→ **Direction**
Copy every line of the data in which the word "name" occurs.

→ **Given information**
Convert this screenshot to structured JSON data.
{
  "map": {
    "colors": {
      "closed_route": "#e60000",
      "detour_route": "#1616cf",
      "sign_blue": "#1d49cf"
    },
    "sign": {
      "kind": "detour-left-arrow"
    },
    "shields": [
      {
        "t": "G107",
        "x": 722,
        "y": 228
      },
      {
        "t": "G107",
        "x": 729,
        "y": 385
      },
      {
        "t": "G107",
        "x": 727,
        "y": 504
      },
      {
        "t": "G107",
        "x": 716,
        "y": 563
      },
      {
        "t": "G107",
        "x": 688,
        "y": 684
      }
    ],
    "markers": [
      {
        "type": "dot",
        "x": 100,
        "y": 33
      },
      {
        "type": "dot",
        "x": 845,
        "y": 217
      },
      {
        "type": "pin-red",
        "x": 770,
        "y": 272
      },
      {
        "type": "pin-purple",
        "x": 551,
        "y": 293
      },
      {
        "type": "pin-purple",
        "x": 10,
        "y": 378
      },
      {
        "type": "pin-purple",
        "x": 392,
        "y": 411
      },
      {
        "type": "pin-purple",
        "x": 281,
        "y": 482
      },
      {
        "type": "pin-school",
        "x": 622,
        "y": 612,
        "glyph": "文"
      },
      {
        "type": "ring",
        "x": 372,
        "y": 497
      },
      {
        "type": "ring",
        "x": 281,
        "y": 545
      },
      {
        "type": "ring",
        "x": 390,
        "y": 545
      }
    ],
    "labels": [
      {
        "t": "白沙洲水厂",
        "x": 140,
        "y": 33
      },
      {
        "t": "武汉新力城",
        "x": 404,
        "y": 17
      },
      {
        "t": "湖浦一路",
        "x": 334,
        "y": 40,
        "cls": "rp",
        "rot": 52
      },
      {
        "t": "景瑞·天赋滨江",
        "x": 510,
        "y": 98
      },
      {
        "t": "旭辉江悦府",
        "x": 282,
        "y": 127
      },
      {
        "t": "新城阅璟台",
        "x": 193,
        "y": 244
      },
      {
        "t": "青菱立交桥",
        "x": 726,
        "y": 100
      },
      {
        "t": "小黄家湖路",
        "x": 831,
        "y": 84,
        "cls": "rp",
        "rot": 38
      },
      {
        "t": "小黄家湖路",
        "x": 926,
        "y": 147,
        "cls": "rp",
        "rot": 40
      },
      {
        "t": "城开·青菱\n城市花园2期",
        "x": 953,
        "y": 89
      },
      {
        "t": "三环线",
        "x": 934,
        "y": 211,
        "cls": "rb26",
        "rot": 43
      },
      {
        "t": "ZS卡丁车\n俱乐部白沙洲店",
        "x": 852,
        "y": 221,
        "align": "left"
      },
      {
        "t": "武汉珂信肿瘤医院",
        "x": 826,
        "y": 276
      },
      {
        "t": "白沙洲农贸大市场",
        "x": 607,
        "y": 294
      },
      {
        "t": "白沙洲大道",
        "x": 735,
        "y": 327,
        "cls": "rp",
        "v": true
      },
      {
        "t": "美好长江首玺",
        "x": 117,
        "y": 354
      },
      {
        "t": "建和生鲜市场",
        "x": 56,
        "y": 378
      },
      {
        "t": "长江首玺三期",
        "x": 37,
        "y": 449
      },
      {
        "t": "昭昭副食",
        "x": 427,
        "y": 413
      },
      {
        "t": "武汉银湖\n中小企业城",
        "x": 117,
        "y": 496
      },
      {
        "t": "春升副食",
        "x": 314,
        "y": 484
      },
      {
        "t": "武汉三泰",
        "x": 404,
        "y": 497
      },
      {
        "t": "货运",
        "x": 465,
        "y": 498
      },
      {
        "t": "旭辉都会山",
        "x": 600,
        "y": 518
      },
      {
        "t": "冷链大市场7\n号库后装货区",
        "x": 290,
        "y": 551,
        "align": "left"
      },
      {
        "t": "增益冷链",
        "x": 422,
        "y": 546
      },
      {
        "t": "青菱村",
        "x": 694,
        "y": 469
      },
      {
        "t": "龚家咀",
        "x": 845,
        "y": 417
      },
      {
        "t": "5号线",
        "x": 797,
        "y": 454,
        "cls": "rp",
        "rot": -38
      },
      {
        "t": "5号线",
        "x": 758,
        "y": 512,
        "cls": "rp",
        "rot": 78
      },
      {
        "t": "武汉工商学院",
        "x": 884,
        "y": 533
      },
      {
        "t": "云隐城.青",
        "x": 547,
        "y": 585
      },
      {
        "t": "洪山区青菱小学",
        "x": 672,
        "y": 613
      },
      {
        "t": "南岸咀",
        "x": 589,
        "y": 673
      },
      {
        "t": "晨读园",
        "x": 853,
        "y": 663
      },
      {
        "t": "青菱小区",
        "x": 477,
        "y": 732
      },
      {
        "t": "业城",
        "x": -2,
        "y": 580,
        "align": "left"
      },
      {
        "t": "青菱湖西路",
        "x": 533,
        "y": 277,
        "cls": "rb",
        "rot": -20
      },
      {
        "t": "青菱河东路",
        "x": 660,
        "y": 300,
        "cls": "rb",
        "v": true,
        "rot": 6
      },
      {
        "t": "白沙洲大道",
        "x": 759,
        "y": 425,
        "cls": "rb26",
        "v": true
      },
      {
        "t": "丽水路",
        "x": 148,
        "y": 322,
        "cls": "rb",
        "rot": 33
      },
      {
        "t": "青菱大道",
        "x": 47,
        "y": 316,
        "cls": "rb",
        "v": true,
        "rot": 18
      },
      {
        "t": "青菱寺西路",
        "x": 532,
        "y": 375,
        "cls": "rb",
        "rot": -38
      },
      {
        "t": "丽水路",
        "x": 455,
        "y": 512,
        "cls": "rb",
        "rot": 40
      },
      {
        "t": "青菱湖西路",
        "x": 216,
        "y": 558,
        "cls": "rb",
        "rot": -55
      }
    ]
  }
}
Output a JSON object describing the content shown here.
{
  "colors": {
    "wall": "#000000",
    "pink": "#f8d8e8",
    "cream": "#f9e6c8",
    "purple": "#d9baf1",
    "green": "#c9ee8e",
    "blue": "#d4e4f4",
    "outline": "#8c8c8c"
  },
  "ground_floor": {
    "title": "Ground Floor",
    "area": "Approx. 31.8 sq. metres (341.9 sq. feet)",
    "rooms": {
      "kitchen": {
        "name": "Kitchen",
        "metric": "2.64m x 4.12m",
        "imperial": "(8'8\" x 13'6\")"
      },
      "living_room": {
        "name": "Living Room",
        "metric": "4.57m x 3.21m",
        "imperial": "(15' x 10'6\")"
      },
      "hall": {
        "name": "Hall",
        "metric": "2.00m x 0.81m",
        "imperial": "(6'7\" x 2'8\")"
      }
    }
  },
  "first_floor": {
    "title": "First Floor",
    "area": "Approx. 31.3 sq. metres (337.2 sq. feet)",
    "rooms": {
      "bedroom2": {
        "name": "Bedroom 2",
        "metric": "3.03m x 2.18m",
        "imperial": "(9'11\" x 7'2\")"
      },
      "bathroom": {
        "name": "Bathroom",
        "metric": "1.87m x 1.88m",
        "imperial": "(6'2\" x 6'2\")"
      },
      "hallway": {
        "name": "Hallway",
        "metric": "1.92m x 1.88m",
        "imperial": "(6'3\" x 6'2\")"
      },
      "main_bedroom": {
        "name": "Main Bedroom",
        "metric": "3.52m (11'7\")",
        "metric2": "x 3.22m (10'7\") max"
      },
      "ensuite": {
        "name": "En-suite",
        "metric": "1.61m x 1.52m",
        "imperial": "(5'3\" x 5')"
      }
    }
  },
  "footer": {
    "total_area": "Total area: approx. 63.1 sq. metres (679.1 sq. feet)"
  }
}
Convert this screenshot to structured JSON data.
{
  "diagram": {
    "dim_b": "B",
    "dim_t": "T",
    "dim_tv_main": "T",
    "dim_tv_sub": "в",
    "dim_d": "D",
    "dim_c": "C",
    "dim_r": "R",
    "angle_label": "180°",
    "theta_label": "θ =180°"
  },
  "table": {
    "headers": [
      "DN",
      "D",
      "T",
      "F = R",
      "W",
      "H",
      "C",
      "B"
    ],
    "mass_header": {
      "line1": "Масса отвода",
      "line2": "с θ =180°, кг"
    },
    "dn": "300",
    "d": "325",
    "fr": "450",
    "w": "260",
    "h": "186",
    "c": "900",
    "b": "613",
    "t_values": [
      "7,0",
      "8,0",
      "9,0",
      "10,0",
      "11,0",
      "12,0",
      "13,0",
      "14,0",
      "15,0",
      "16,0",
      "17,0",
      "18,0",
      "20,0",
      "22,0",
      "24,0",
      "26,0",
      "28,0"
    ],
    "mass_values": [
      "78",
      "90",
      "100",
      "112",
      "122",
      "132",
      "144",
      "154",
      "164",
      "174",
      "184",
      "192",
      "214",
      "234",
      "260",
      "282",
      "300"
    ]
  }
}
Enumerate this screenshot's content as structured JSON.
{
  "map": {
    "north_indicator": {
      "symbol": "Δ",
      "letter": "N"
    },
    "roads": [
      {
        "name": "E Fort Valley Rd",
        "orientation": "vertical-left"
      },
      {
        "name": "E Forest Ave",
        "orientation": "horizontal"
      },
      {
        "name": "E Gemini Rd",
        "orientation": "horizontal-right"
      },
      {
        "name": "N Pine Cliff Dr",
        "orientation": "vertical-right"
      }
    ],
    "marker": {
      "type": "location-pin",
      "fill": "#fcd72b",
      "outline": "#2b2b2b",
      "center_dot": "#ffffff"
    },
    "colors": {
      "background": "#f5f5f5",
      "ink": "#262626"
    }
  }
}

→ **Solution for this task**
        "name": "Kitchen",
        "name": "Living Room",
        "name": "Hall",
        "name": "Bedroom 2",
        "name": "Bathroom",
        "name": "Hallway",
        "name": "Main Bedroom",
        "name": "En-suite",
        "name": "E Fort Valley Rd",
        "name": "E Forest Ave",
        "name": "E Gemini Rd",
        "name": "N Pine Cliff Dr",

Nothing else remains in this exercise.